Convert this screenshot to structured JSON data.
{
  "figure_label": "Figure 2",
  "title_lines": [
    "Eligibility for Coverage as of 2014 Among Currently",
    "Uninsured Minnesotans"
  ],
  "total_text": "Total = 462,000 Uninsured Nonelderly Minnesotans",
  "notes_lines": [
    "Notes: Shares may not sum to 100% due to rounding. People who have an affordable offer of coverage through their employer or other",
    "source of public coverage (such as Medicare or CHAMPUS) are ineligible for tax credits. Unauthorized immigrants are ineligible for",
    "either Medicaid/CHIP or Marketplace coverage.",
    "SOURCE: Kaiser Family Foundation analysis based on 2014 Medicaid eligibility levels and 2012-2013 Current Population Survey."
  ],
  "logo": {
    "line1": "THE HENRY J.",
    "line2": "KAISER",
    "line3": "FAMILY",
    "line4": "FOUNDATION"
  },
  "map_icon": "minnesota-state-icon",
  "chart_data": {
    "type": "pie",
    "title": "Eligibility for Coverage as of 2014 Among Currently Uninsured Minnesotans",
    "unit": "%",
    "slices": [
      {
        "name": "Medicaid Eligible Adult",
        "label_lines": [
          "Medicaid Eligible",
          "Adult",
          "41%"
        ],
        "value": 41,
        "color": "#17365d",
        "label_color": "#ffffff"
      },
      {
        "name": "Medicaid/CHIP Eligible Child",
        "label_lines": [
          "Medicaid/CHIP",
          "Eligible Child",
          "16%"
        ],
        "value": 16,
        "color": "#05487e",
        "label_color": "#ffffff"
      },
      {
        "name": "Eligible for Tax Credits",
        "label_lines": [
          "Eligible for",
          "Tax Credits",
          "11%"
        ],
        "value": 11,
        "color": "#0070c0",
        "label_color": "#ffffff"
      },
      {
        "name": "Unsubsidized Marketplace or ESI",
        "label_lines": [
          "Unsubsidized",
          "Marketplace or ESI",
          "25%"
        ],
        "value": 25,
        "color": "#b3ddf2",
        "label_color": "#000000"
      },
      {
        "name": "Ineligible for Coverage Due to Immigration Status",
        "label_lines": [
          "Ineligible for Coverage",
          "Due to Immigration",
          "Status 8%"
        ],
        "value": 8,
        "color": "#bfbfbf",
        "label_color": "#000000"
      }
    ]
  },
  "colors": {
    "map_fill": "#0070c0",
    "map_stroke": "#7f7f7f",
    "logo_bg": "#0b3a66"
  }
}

• What the task requires
From the material above, copy each line that includes the word "Immigration".

• Full solution
        "name": "Ineligible for Coverage Due to Immigration Status",
          "Due to Immigration",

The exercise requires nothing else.